Task goal ▸ Take the data below and repeat it exactly.

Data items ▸
──────────────────────────────
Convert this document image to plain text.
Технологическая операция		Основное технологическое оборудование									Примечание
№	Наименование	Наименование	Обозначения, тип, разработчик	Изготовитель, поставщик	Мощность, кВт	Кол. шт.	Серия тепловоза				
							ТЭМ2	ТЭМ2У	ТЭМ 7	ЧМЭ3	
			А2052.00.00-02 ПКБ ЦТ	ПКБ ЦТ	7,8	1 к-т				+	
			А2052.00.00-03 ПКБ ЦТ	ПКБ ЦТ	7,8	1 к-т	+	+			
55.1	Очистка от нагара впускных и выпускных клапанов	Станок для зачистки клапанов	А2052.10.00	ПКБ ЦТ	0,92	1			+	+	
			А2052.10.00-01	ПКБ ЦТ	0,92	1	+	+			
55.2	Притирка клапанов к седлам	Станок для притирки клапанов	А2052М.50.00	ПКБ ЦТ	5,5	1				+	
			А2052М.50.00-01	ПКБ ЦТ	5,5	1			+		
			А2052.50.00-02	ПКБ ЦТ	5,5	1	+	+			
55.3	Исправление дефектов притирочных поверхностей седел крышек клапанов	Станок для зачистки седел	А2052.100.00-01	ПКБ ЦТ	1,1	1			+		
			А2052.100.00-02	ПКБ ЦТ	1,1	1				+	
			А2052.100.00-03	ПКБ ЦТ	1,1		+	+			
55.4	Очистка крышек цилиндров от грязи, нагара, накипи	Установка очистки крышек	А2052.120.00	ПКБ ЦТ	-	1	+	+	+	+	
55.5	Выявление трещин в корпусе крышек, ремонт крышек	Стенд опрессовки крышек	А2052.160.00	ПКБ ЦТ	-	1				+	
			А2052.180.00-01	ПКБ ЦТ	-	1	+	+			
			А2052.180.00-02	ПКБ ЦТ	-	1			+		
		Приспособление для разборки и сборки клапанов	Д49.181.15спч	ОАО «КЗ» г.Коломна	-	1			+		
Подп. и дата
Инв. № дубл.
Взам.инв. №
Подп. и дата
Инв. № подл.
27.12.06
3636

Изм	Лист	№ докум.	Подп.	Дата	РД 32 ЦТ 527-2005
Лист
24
──────────────────────────────
Expected answer ▸
Convert this document image to plain text.
Технологическая операция		Основное технологическое оборудование									Примечание
№	Наименование	Наименование	Обозначения, тип, разработчик	Изготовитель, поставщик	Мощность, кВт	Кол. шт.	Серия тепловоза				
							ТЭМ2	ТЭМ2У	ТЭМ 7	ЧМЭ3	
			А2052.00.00-02 ПКБ ЦТ	ПКБ ЦТ	7,8	1 к-т				+	
			А2052.00.00-03 ПКБ ЦТ	ПКБ ЦТ	7,8	1 к-т	+	+			
55.1	Очистка от нагара впускных и выпускных клапанов	Станок для зачистки клапанов	А2052.10.00	ПКБ ЦТ	0,92	1			+	+	
			А2052.10.00-01	ПКБ ЦТ	0,92	1	+	+			
55.2	Притирка клапанов к седлам	Станок для притирки клапанов	А2052М.50.00	ПКБ ЦТ	5,5	1				+	
			А2052М.50.00-01	ПКБ ЦТ	5,5	1			+		
			А2052.50.00-02	ПКБ ЦТ	5,5	1	+	+			
55.3	Исправление дефектов притирочных поверхностей седел крышек клапанов	Станок для зачистки седел	А2052.100.00-01	ПКБ ЦТ	1,1	1			+		
			А2052.100.00-02	ПКБ ЦТ	1,1	1				+	
			А2052.100.00-03	ПКБ ЦТ	1,1		+	+			
55.4	Очистка крышек цилиндров от грязи, нагара, накипи	Установка очистки крышек	А2052.120.00	ПКБ ЦТ	-	1	+	+	+	+	
55.5	Выявление трещин в корпусе крышек, ремонт крышек	Стенд опрессовки крышек	А2052.160.00	ПКБ ЦТ	-	1				+	
			А2052.180.00-01	ПКБ ЦТ	-	1	+	+			
			А2052.180.00-02	ПКБ ЦТ	-	1			+		
		Приспособление для разборки и сборки клапанов	Д49.181.15спч	ОАО «КЗ» г.Коломна	-	1			+		
Подп. и дата
Инв. № дубл.
Взам.инв. №
Подп. и дата
Инв. № подл.
27.12.06
3636

Изм	Лист	№ докум.	Подп.	Дата	РД 32 ЦТ 527-2005
Лист
24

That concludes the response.